Material for this task →
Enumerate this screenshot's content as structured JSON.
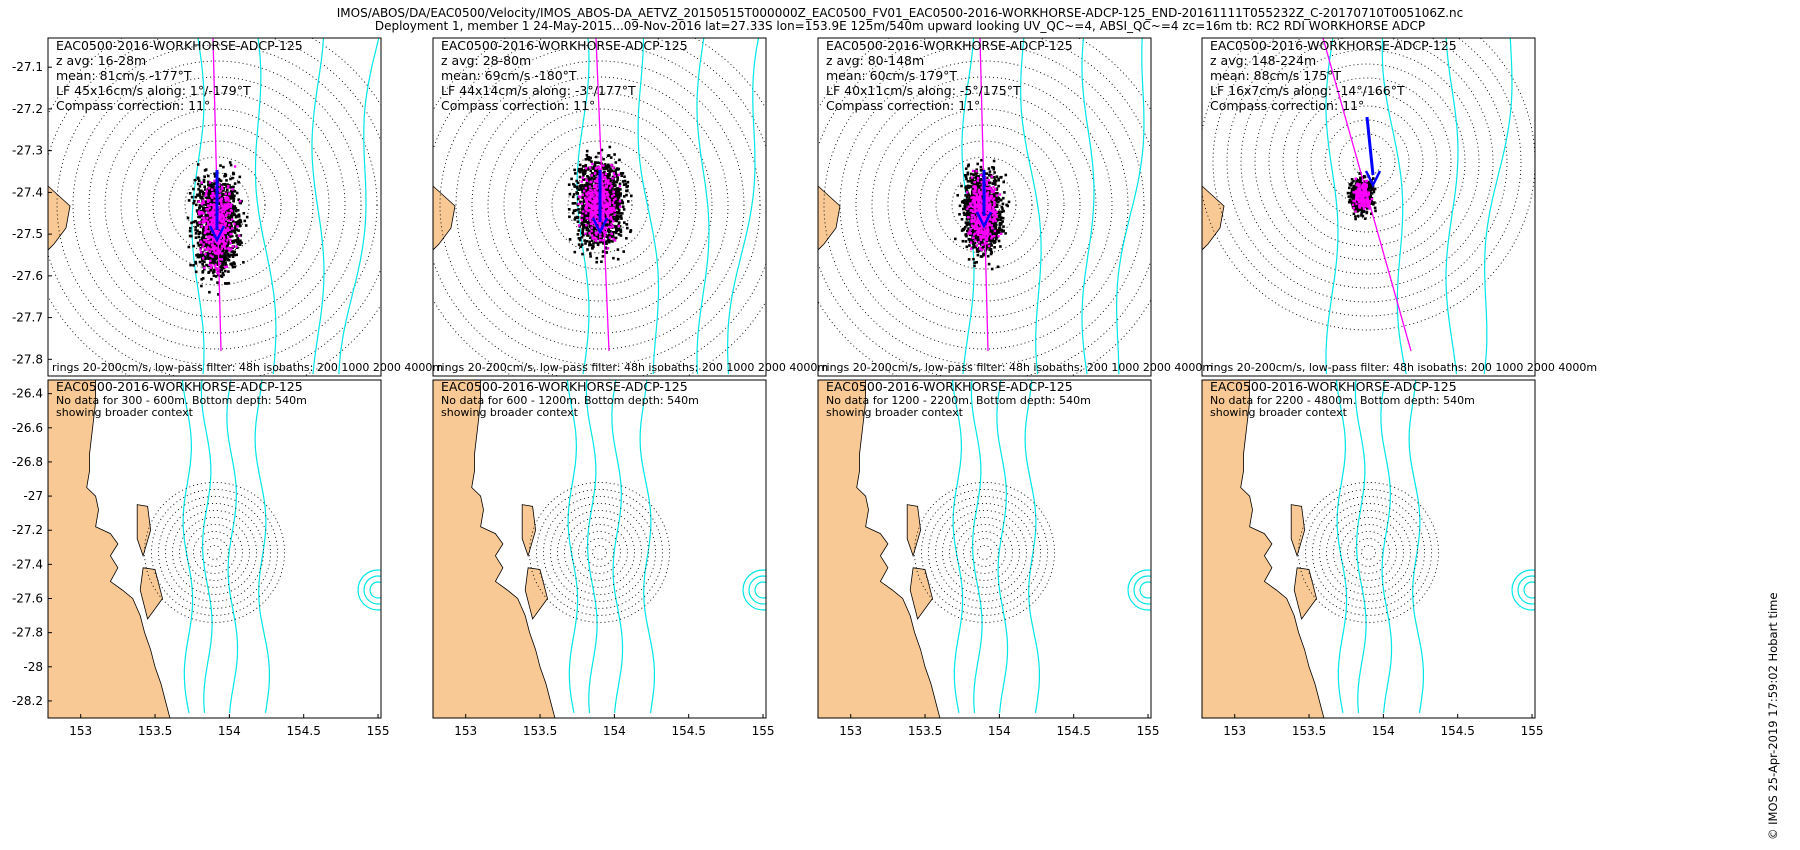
{
  "figure": {
    "title_line1": "IMOS/ABOS/DA/EAC0500/Velocity/IMOS_ABOS-DA_AETVZ_20150515T000000Z_EAC0500_FV01_EAC0500-2016-WORKHORSE-ADCP-125_END-20161111T055232Z_C-20170710T005106Z.nc",
    "title_line2": "Deployment 1, member 1 24-May-2015...09-Nov-2016 lat=27.33S lon=153.9E 125m/540m upward looking UV_QC~=4, ABSI_QC~=4 zc=16m tb: RC2 RDI WORKHORSE ADCP",
    "timestamp": "© IMOS 25-Apr-2019 17:59:02 Hobart time",
    "colors": {
      "land": "#f9c995",
      "isobath": "#00e6e6",
      "arrow": "#0000ff",
      "lowpass": "#ff00ff",
      "raw": "#000000",
      "major_axis": "#ff00ff"
    }
  },
  "chart_data": [
    {
      "type": "scatter",
      "panel": "top-1",
      "title": "EAC0500-2016-WORKHORSE-ADCP-125",
      "lines": [
        "z avg: 16-28m",
        "mean: 81cm/s -177°T",
        "LF 45x16cm/s along: 1°/-179°T",
        "Compass correction: 11°"
      ],
      "footer": "rings 20-200cm/s, low-pass filter: 48h isobaths: 200 1000 2000 4000m",
      "ylim": [
        -27.84,
        -27.03
      ],
      "yticks": [
        "-27.1",
        "-27.2",
        "-27.3",
        "-27.4",
        "-27.5",
        "-27.6",
        "-27.7",
        "-27.8"
      ],
      "mean_speed_cms": 81,
      "mean_dir_degT": -177,
      "major_cms": 45,
      "minor_cms": 16,
      "along_dir_degT": -179
    },
    {
      "type": "scatter",
      "panel": "top-2",
      "title": "EAC0500-2016-WORKHORSE-ADCP-125",
      "lines": [
        "z avg: 28-80m",
        "mean: 69cm/s -180°T",
        "LF 44x14cm/s along: -3°/177°T",
        "Compass correction: 11°"
      ],
      "footer": "rings 20-200cm/s, low-pass filter: 48h isobaths: 200 1000 2000 4000m",
      "mean_speed_cms": 69,
      "mean_dir_degT": -180,
      "major_cms": 44,
      "minor_cms": 14,
      "along_dir_degT": 177
    },
    {
      "type": "scatter",
      "panel": "top-3",
      "title": "EAC0500-2016-WORKHORSE-ADCP-125",
      "lines": [
        "z avg: 80-148m",
        "mean: 60cm/s 179°T",
        "LF 40x11cm/s along: -5°/175°T",
        "Compass correction: 11°"
      ],
      "footer": "rings 20-200cm/s, low-pass filter: 48h isobaths: 200 1000 2000 4000m",
      "mean_speed_cms": 60,
      "mean_dir_degT": 179,
      "major_cms": 40,
      "minor_cms": 11,
      "along_dir_degT": 175
    },
    {
      "type": "scatter",
      "panel": "top-4",
      "title": "EAC0500-2016-WORKHORSE-ADCP-125",
      "lines": [
        "z avg: 148-224m",
        "mean: 88cm/s 175°T",
        "LF 16x7cm/s along: -14°/166°T",
        "Compass correction: 11°"
      ],
      "footer": "rings 20-200cm/s, low-pass filter: 48h isobaths: 200 1000 2000 4000m",
      "mean_speed_cms": 88,
      "mean_dir_degT": 175,
      "major_cms": 16,
      "minor_cms": 7,
      "along_dir_degT": 166
    },
    {
      "type": "map",
      "panel": "bottom-1",
      "title": "EAC0500-2016-WORKHORSE-ADCP-125",
      "lines": [
        "No data for 300 - 600m. Bottom depth: 540m",
        "showing broader context"
      ],
      "xlim": [
        152.78,
        155.02
      ],
      "xticks": [
        "153",
        "153.5",
        "154",
        "154.5",
        "155"
      ],
      "ylim": [
        -28.3,
        -26.32
      ],
      "yticks": [
        "-26.4",
        "-26.6",
        "-26.8",
        "-27",
        "-27.2",
        "-27.4",
        "-27.6",
        "-27.8",
        "-28",
        "-28.2"
      ]
    },
    {
      "type": "map",
      "panel": "bottom-2",
      "title": "EAC0500-2016-WORKHORSE-ADCP-125",
      "lines": [
        "No data for 600 - 1200m. Bottom depth: 540m",
        "showing broader context"
      ],
      "xticks": [
        "153",
        "153.5",
        "154",
        "154.5",
        "155"
      ]
    },
    {
      "type": "map",
      "panel": "bottom-3",
      "title": "EAC0500-2016-WORKHORSE-ADCP-125",
      "lines": [
        "No data for 1200 - 2200m. Bottom depth: 540m",
        "showing broader context"
      ],
      "xticks": [
        "153",
        "153.5",
        "154",
        "154.5",
        "155"
      ]
    },
    {
      "type": "map",
      "panel": "bottom-4",
      "title": "EAC0500-2016-WORKHORSE-ADCP-125",
      "lines": [
        "No data for 2200 - 4800m. Bottom depth: 540m",
        "showing broader context"
      ],
      "xticks": [
        "153",
        "153.5",
        "154",
        "154.5",
        "155"
      ]
    }
  ]
}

To be done →
In your copy of the listing above, reproduce each line exactly and omit all pictures.

Result of this task →
Enumerate this screenshot's content as structured JSON.
{
  "figure": {
    "title_line1": "IMOS/ABOS/DA/EAC0500/Velocity/IMOS_ABOS-DA_AETVZ_20150515T000000Z_EAC0500_FV01_EAC0500-2016-WORKHORSE-ADCP-125_END-20161111T055232Z_C-20170710T005106Z.nc",
    "title_line2": "Deployment 1, member 1 24-May-2015...09-Nov-2016 lat=27.33S lon=153.9E 125m/540m upward looking UV_QC~=4, ABSI_QC~=4 zc=16m tb: RC2 RDI WORKHORSE ADCP",
    "timestamp": "© IMOS 25-Apr-2019 17:59:02 Hobart time",
    "colors": {
      "land": "#f9c995",
      "isobath": "#00e6e6",
      "arrow": "#0000ff",
      "lowpass": "#ff00ff",
      "raw": "#000000",
      "major_axis": "#ff00ff"
    }
  },
  "chart_data": [
    {
      "type": "scatter",
      "panel": "top-1",
      "title": "EAC0500-2016-WORKHORSE-ADCP-125",
      "lines": [
        "z avg: 16-28m",
        "mean: 81cm/s -177°T",
        "LF 45x16cm/s along: 1°/-179°T",
        "Compass correction: 11°"
      ],
      "footer": "rings 20-200cm/s, low-pass filter: 48h isobaths: 200 1000 2000 4000m",
      "ylim": [
        -27.84,
        -27.03
      ],
      "yticks": [
        "-27.1",
        "-27.2",
        "-27.3",
        "-27.4",
        "-27.5",
        "-27.6",
        "-27.7",
        "-27.8"
      ],
      "mean_speed_cms": 81,
      "mean_dir_degT": -177,
      "major_cms": 45,
      "minor_cms": 16,
      "along_dir_degT": -179
    },
    {
      "type": "scatter",
      "panel": "top-2",
      "title": "EAC0500-2016-WORKHORSE-ADCP-125",
      "lines": [
        "z avg: 28-80m",
        "mean: 69cm/s -180°T",
        "LF 44x14cm/s along: -3°/177°T",
        "Compass correction: 11°"
      ],
      "footer": "rings 20-200cm/s, low-pass filter: 48h isobaths: 200 1000 2000 4000m",
      "mean_speed_cms": 69,
      "mean_dir_degT": -180,
      "major_cms": 44,
      "minor_cms": 14,
      "along_dir_degT": 177
    },
    {
      "type": "scatter",
      "panel": "top-3",
      "title": "EAC0500-2016-WORKHORSE-ADCP-125",
      "lines": [
        "z avg: 80-148m",
        "mean: 60cm/s 179°T",
        "LF 40x11cm/s along: -5°/175°T",
        "Compass correction: 11°"
      ],
      "footer": "rings 20-200cm/s, low-pass filter: 48h isobaths: 200 1000 2000 4000m",
      "mean_speed_cms": 60,
      "mean_dir_degT": 179,
      "major_cms": 40,
      "minor_cms": 11,
      "along_dir_degT": 175
    },
    {
      "type": "scatter",
      "panel": "top-4",
      "title": "EAC0500-2016-WORKHORSE-ADCP-125",
      "lines": [
        "z avg: 148-224m",
        "mean: 88cm/s 175°T",
        "LF 16x7cm/s along: -14°/166°T",
        "Compass correction: 11°"
      ],
      "footer": "rings 20-200cm/s, low-pass filter: 48h isobaths: 200 1000 2000 4000m",
      "mean_speed_cms": 88,
      "mean_dir_degT": 175,
      "major_cms": 16,
      "minor_cms": 7,
      "along_dir_degT": 166
    },
    {
      "type": "map",
      "panel": "bottom-1",
      "title": "EAC0500-2016-WORKHORSE-ADCP-125",
      "lines": [
        "No data for 300 - 600m. Bottom depth: 540m",
        "showing broader context"
      ],
      "xlim": [
        152.78,
        155.02
      ],
      "xticks": [
        "153",
        "153.5",
        "154",
        "154.5",
        "155"
      ],
      "ylim": [
        -28.3,
        -26.32
      ],
      "yticks": [
        "-26.4",
        "-26.6",
        "-26.8",
        "-27",
        "-27.2",
        "-27.4",
        "-27.6",
        "-27.8",
        "-28",
        "-28.2"
      ]
    },
    {
      "type": "map",
      "panel": "bottom-2",
      "title": "EAC0500-2016-WORKHORSE-ADCP-125",
      "lines": [
        "No data for 600 - 1200m. Bottom depth: 540m",
        "showing broader context"
      ],
      "xticks": [
        "153",
        "153.5",
        "154",
        "154.5",
        "155"
      ]
    },
    {
      "type": "map",
      "panel": "bottom-3",
      "title": "EAC0500-2016-WORKHORSE-ADCP-125",
      "lines": [
        "No data for 1200 - 2200m. Bottom depth: 540m",
        "showing broader context"
      ],
      "xticks": [
        "153",
        "153.5",
        "154",
        "154.5",
        "155"
      ]
    },
    {
      "type": "map",
      "panel": "bottom-4",
      "title": "EAC0500-2016-WORKHORSE-ADCP-125",
      "lines": [
        "No data for 2200 - 4800m. Bottom depth: 540m",
        "showing broader context"
      ],
      "xticks": [
        "153",
        "153.5",
        "154",
        "154.5",
        "155"
      ]
    }
  ]
}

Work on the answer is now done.